What to produce >> Where a line holds the word "下列仪器中", copy that line.

Data shown >>

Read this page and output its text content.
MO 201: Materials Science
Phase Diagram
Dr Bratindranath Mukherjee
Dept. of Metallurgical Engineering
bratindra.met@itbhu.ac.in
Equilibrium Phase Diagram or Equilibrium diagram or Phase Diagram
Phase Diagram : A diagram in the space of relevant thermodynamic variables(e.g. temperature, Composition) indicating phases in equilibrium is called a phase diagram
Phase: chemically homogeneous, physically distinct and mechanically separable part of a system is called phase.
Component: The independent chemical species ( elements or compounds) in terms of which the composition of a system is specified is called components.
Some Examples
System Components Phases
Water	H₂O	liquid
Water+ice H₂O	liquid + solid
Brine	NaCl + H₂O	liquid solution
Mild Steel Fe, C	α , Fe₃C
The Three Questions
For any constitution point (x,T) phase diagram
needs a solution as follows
...
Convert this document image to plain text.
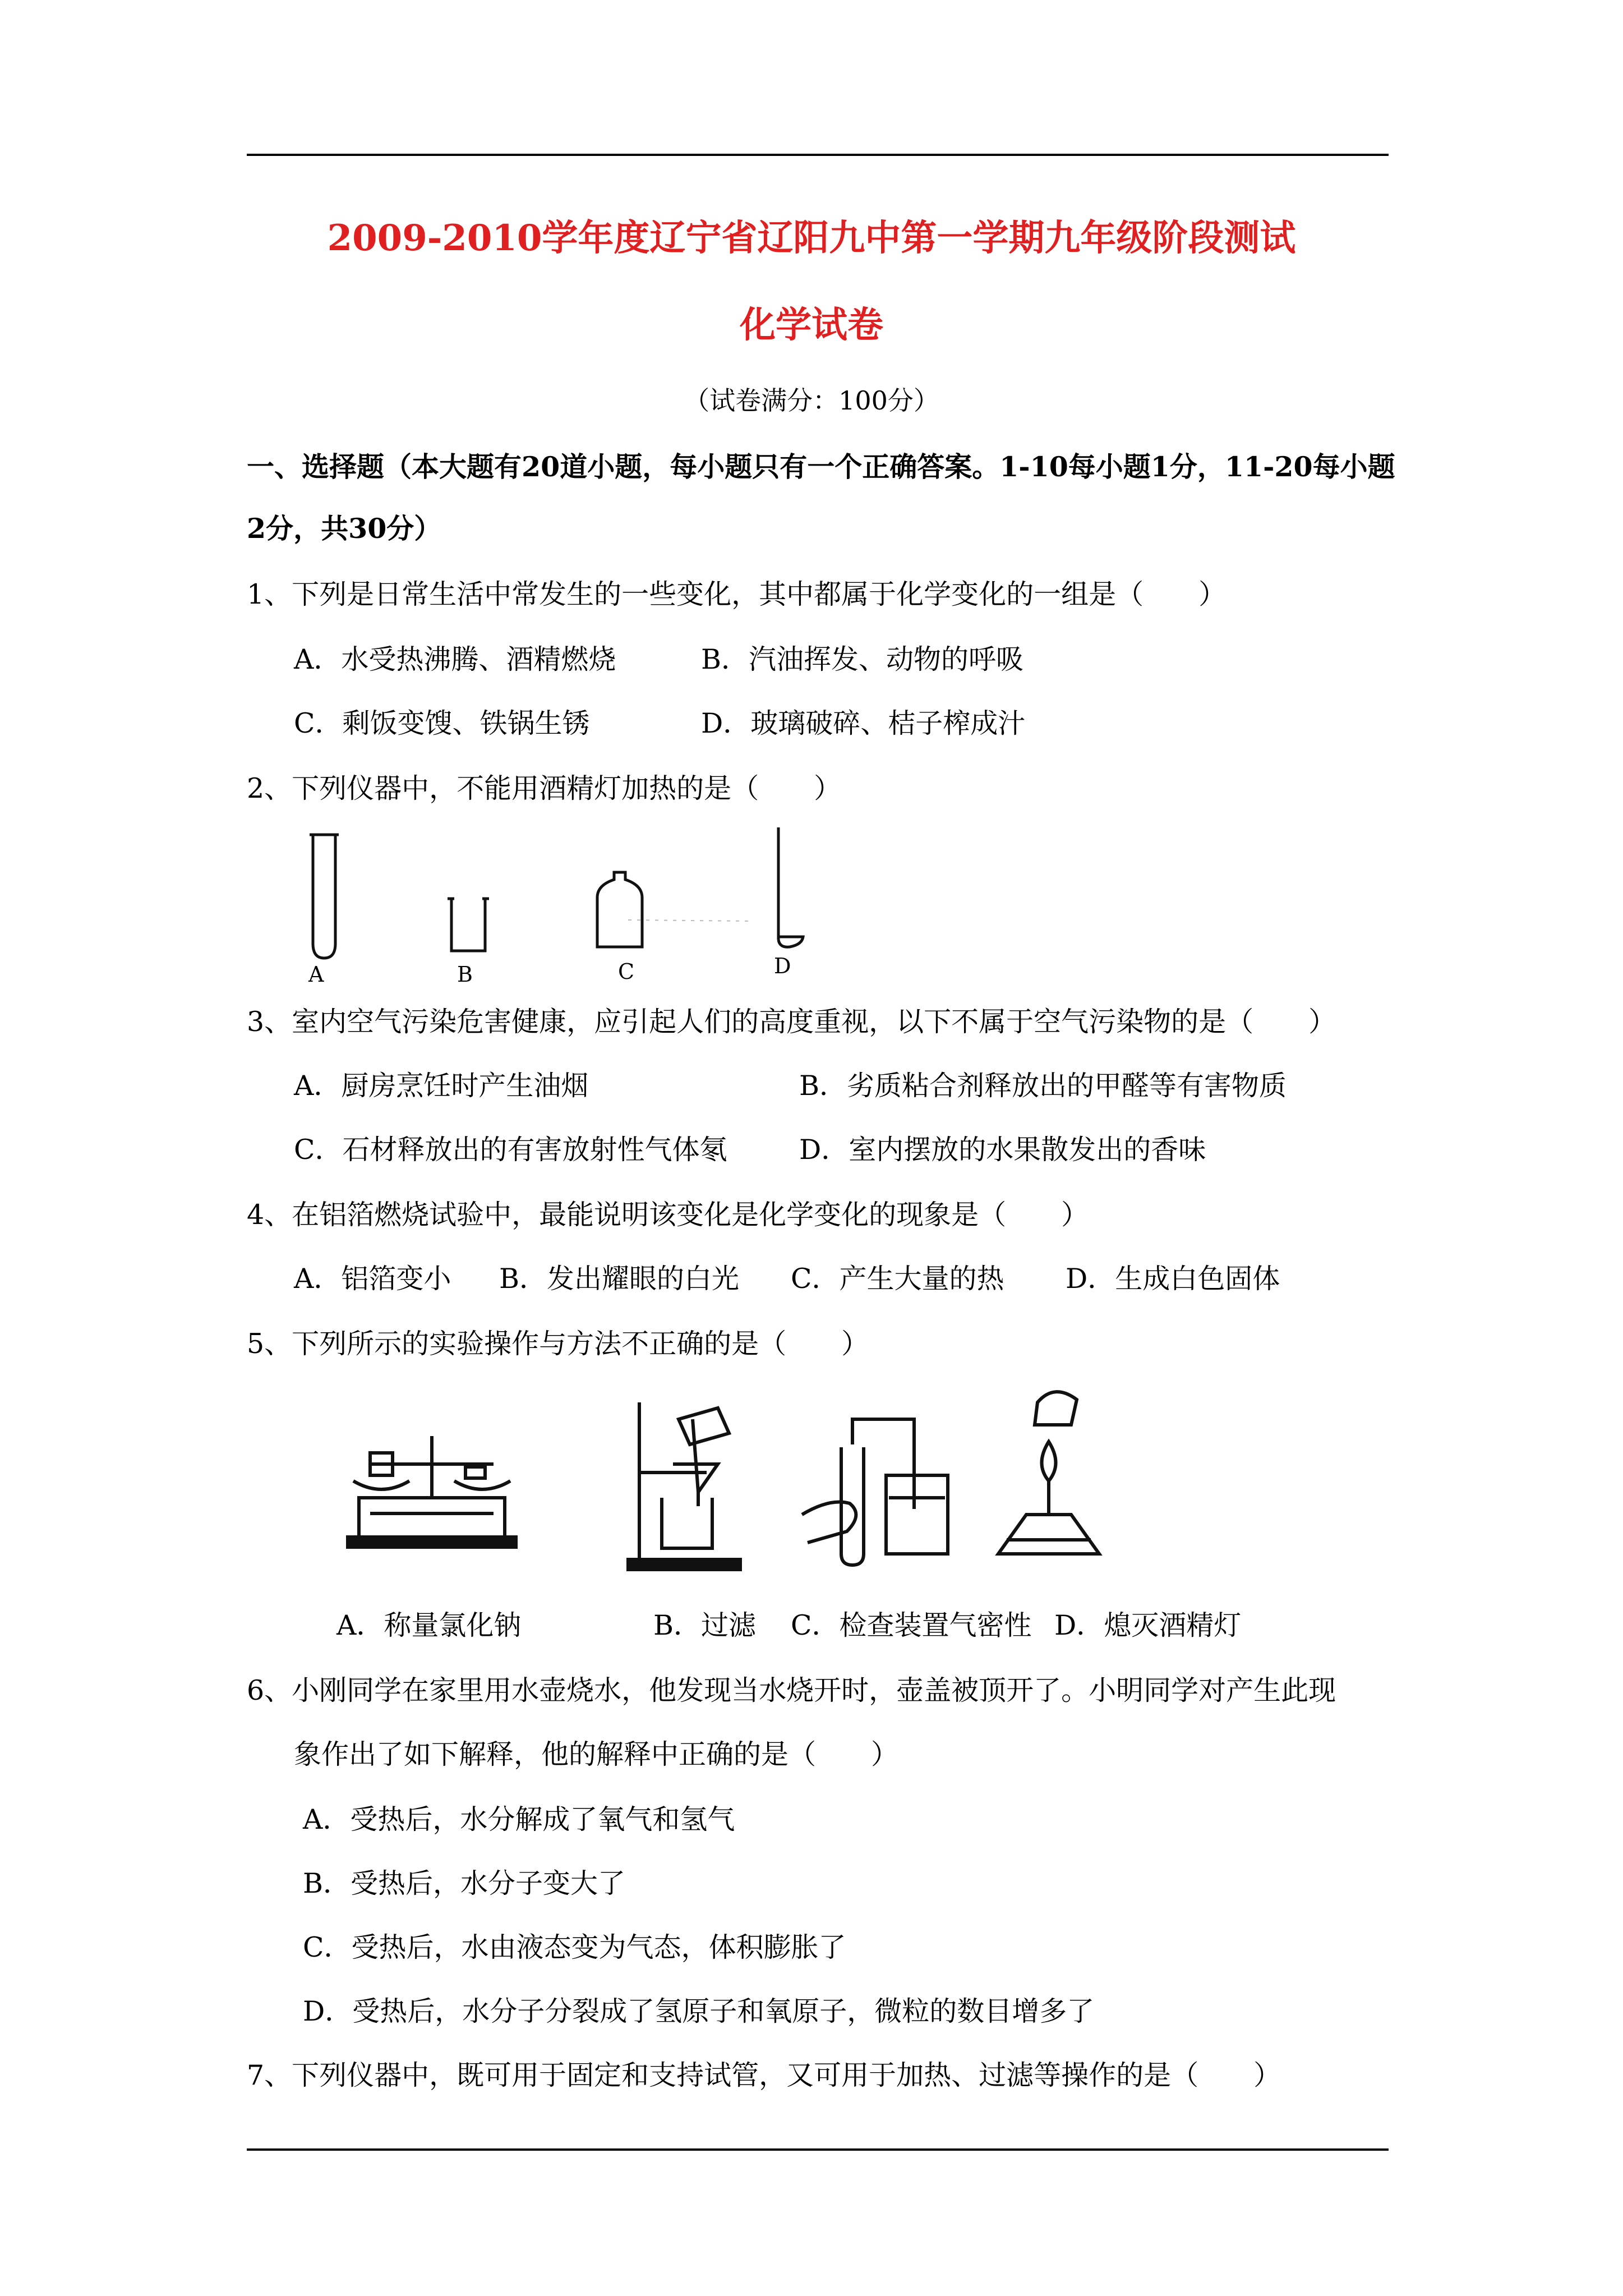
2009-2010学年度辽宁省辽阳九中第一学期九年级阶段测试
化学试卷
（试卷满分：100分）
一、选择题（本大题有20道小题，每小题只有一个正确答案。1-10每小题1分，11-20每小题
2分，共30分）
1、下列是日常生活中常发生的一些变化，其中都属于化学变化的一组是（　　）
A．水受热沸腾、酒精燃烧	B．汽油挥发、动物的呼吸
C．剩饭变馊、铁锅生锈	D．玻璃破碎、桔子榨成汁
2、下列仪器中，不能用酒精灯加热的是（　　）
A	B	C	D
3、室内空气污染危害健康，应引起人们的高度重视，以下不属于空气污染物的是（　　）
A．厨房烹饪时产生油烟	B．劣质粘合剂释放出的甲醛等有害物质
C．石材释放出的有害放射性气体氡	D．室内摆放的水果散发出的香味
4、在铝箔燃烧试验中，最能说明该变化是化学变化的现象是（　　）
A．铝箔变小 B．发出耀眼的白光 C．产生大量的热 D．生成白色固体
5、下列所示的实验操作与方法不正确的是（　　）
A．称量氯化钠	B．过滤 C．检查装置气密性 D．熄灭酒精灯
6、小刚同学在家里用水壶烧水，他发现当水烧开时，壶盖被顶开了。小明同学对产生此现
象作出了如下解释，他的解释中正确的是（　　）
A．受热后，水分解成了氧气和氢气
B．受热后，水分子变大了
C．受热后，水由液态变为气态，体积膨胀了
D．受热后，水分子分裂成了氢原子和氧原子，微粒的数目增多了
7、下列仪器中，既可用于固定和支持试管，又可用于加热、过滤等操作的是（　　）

Finished answer >>
2、下列仪器中，不能用酒精灯加热的是（　　）
7、下列仪器中，既可用于固定和支持试管，又可用于加热、过滤等操作的是（　　）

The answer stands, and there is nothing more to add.